▶ **Data entries**
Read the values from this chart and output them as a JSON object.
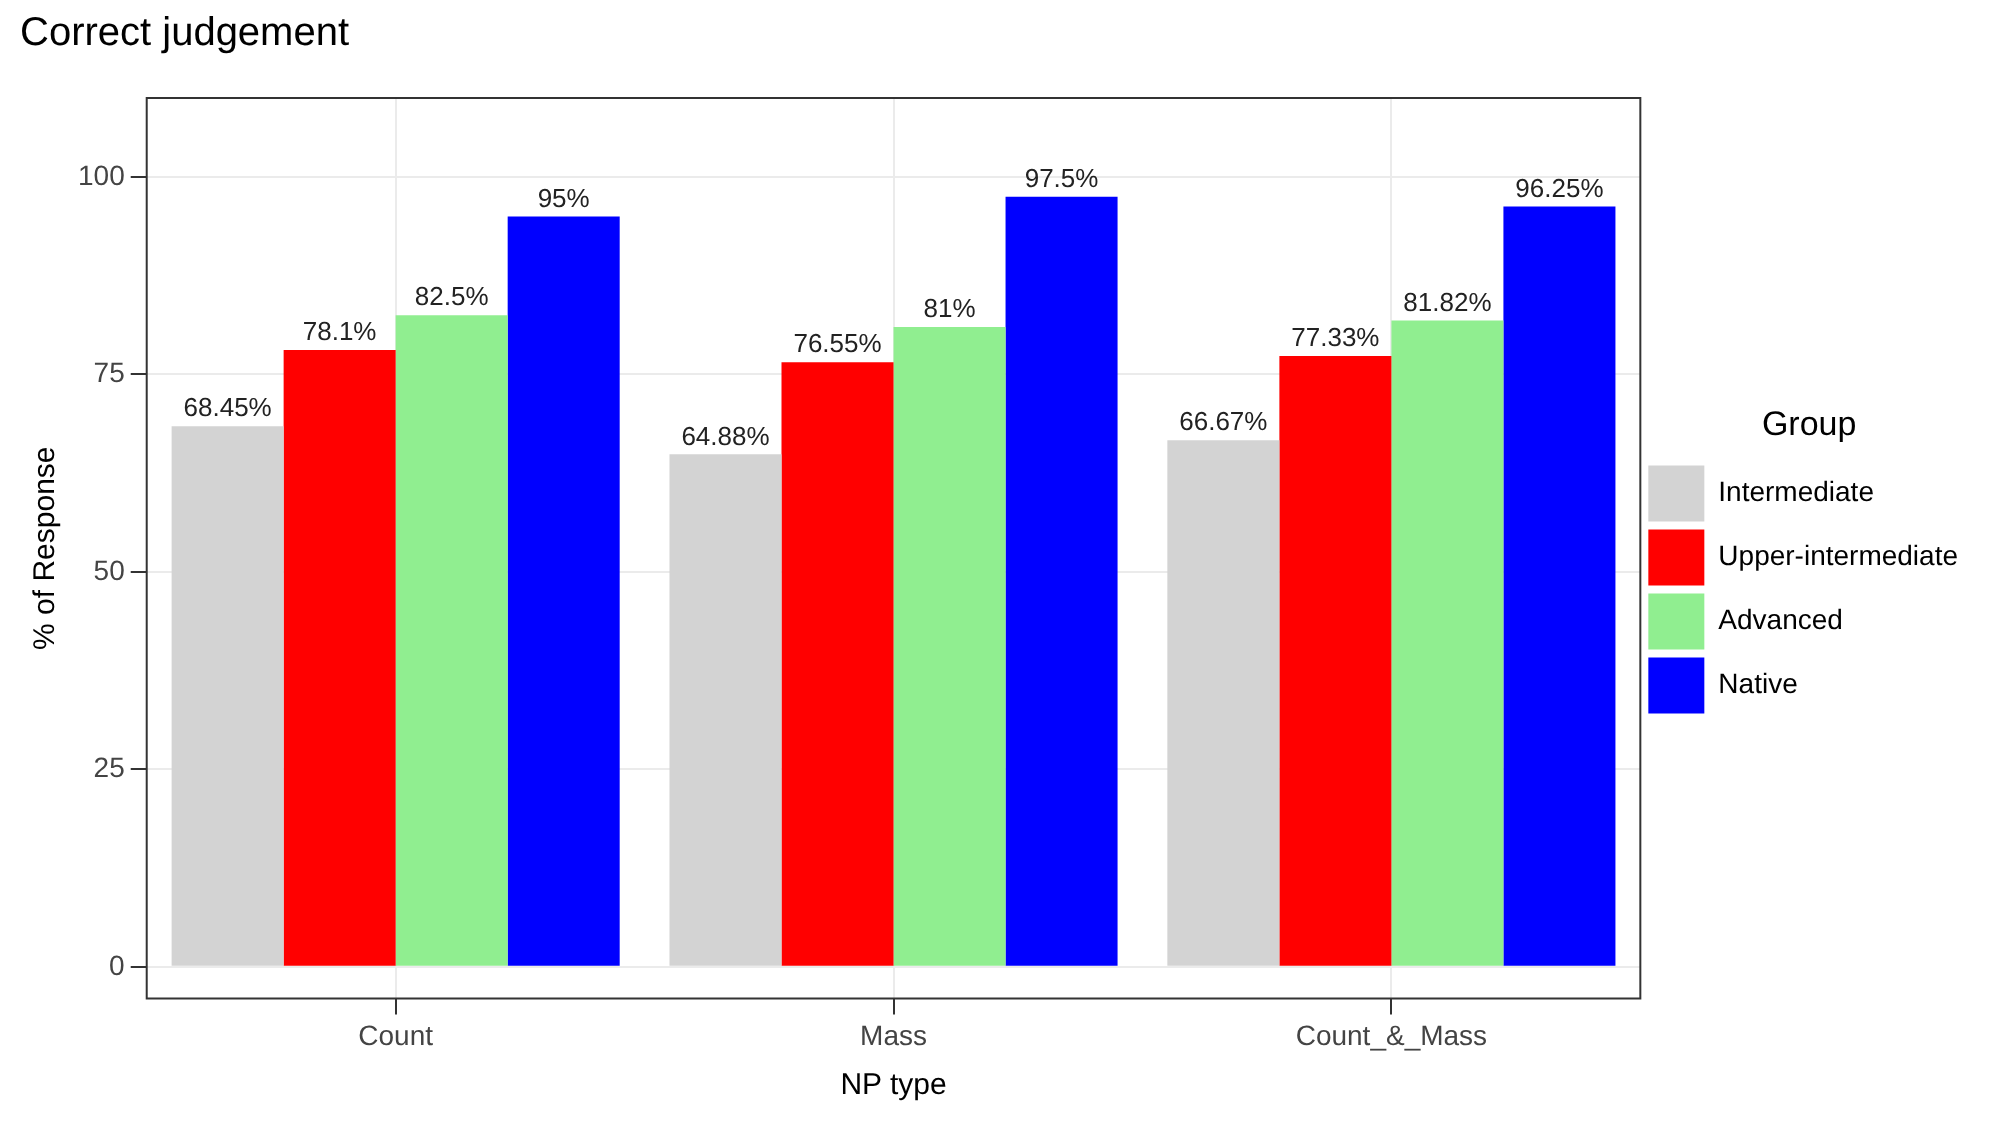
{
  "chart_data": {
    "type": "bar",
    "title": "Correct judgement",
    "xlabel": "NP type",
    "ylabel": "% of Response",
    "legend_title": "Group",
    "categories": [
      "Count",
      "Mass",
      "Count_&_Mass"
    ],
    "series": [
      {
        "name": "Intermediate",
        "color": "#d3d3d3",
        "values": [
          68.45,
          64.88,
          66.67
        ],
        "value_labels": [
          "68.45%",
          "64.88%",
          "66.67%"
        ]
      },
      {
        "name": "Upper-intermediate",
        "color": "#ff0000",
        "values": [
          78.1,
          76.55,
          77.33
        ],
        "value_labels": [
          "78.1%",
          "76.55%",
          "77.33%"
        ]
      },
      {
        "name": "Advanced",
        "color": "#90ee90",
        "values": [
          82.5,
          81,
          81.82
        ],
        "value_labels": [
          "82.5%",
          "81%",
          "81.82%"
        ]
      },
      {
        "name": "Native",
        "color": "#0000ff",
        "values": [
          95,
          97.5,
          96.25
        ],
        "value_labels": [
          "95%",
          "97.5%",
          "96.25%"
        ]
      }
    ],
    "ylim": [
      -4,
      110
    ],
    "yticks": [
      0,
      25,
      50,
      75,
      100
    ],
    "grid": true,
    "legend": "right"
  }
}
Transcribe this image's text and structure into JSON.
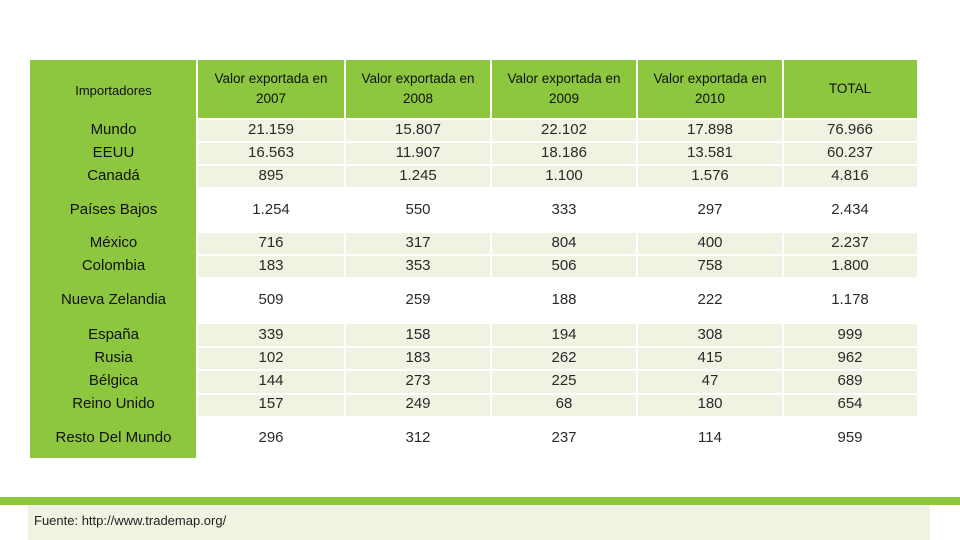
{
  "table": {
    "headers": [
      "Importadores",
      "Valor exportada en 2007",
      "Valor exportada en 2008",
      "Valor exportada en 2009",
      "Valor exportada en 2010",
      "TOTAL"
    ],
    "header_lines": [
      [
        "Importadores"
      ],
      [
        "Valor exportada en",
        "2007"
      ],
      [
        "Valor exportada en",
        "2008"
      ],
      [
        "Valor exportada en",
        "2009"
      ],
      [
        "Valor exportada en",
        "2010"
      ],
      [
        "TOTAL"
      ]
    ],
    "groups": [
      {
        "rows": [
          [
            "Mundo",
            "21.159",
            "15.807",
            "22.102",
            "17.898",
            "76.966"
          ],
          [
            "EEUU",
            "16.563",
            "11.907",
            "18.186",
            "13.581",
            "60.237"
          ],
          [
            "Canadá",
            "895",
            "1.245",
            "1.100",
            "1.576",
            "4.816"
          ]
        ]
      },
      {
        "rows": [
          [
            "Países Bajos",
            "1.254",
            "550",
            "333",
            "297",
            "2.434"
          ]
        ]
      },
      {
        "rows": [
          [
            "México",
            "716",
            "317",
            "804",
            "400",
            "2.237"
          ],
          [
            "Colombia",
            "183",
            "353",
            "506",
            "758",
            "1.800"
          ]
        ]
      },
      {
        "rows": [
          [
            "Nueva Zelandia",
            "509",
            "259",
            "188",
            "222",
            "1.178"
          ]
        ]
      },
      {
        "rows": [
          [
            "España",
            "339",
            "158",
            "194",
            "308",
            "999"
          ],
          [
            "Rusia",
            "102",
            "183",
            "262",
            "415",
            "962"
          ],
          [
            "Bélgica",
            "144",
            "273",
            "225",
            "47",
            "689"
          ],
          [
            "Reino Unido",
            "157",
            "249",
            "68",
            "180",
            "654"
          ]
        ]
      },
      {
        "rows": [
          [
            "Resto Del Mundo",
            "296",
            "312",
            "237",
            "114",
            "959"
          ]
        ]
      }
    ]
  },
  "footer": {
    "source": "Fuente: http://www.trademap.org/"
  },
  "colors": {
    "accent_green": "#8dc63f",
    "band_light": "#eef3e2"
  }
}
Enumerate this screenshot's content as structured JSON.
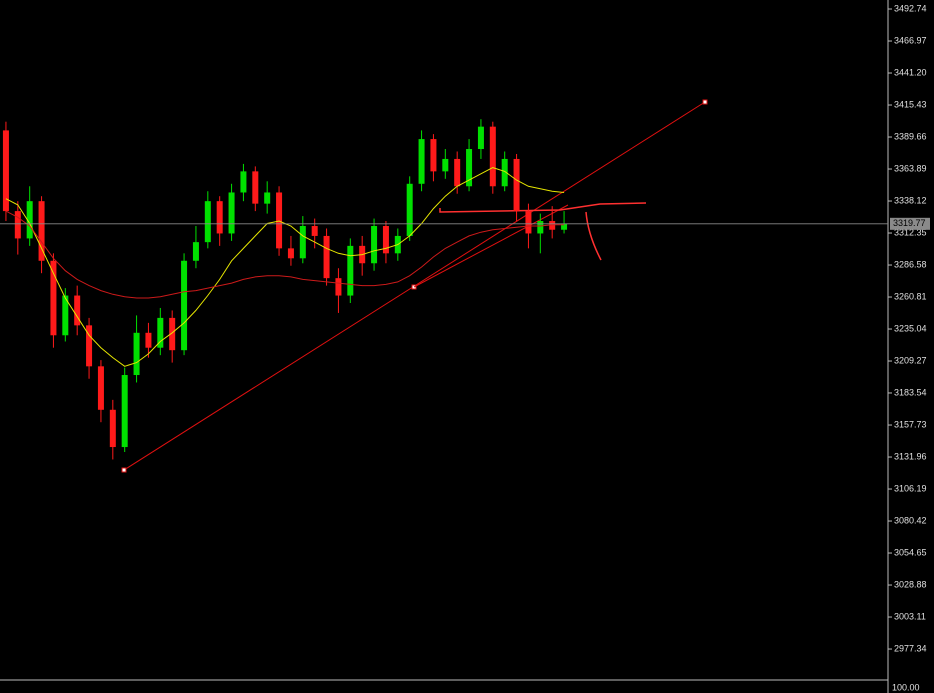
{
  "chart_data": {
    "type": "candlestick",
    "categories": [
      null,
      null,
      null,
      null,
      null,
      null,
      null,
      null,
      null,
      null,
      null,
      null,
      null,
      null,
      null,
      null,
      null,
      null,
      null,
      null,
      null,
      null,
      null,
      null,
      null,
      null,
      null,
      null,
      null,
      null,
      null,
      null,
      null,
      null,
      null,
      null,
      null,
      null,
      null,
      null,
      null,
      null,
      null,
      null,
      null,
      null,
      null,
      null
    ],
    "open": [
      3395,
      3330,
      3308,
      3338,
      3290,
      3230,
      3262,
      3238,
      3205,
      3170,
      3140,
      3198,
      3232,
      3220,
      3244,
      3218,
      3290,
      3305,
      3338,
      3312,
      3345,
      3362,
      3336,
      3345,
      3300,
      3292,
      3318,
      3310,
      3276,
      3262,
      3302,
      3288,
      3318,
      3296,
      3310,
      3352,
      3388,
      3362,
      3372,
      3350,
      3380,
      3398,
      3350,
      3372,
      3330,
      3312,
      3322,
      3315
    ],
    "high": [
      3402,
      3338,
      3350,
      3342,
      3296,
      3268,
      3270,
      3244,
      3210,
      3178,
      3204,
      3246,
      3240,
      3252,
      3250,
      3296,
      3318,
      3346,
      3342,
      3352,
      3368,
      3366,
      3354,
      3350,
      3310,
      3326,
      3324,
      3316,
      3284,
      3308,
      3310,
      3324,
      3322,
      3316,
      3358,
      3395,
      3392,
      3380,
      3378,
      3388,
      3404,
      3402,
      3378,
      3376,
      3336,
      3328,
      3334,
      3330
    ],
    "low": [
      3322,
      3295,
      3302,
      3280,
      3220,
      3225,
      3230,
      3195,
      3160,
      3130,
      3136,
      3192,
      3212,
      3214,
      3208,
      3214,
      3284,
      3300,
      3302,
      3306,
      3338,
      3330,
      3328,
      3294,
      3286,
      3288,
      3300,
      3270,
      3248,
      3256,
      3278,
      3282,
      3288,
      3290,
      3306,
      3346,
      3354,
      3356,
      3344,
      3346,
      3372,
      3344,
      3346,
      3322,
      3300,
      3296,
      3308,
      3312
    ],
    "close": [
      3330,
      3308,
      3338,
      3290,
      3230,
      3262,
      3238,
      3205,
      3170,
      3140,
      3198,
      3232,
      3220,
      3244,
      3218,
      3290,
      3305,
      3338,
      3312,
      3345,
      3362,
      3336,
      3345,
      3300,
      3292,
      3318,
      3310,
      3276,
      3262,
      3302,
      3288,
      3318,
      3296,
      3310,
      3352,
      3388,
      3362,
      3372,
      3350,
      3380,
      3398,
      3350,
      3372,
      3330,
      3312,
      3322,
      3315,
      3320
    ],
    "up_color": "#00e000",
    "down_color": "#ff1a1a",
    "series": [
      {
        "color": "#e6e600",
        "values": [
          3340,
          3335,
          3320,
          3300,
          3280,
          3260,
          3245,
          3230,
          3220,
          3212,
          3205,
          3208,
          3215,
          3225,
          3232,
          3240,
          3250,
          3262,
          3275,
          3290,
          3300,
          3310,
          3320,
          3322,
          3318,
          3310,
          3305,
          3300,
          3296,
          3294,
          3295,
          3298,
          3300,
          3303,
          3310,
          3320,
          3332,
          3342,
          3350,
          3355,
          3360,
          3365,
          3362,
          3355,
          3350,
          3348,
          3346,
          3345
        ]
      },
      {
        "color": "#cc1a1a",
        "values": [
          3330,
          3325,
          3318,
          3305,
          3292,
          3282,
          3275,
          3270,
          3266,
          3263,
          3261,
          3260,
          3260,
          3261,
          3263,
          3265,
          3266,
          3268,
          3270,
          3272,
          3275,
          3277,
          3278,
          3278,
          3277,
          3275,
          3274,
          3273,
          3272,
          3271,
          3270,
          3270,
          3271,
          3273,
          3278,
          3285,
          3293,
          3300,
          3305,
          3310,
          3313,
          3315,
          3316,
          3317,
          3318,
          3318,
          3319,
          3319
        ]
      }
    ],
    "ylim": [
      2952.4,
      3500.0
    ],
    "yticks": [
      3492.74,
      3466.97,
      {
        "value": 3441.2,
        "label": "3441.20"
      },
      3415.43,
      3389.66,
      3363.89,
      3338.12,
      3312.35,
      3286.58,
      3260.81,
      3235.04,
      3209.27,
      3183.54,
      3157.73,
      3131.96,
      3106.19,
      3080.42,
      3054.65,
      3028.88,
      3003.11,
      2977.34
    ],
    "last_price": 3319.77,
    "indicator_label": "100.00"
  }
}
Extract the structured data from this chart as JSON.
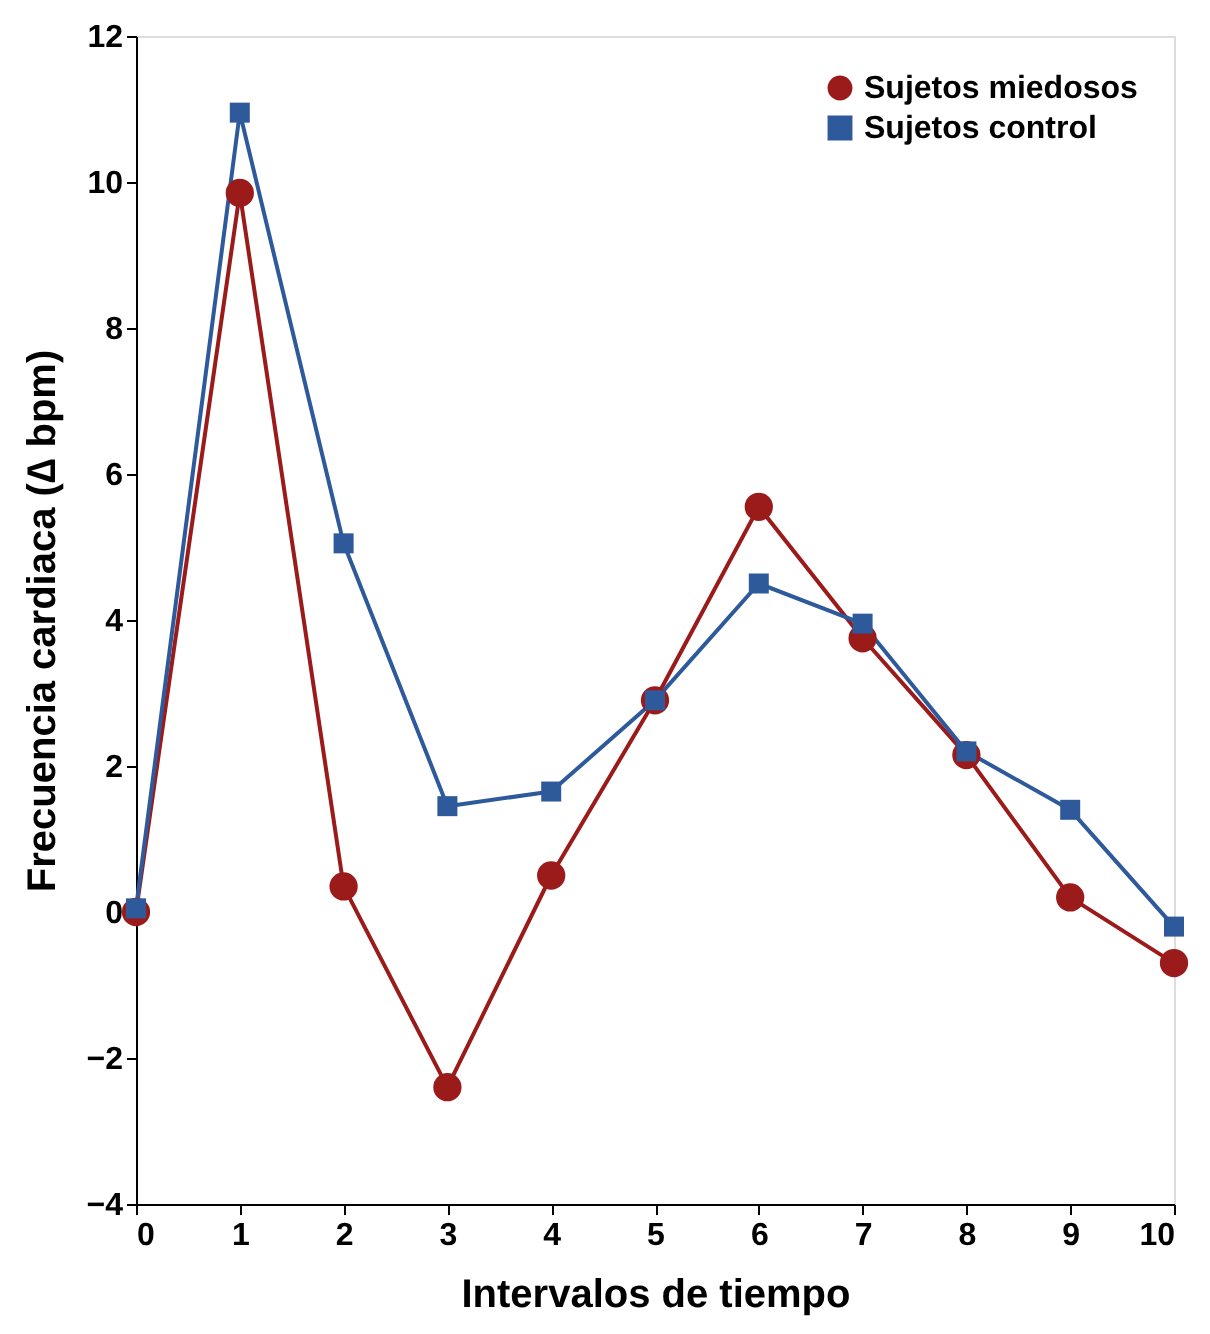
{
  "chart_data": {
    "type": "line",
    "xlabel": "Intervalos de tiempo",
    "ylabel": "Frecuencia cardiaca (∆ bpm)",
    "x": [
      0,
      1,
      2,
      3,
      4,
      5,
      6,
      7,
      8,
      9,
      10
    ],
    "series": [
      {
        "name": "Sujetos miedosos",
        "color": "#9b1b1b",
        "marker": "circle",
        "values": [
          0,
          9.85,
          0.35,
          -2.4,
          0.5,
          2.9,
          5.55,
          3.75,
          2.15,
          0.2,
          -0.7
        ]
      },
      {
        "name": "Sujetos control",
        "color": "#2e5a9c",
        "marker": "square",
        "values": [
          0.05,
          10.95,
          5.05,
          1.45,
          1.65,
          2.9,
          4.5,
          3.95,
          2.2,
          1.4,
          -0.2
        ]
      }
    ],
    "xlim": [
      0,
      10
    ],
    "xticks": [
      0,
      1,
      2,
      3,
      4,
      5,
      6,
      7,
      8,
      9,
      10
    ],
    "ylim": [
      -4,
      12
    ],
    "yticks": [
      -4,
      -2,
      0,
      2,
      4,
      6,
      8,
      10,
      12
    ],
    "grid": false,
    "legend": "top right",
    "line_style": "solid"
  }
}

▶ **The problem**
Which lines in the listing above hold the word "JSON"? Show each of them.

▶ **Solution for this problem**
Read the values from this chart and output them as a JSON object.
Transcribe this image's text and structure into JSON.
Enumerate this screenshot's content as structured JSON.
Extract the structured data from this chart as JSON.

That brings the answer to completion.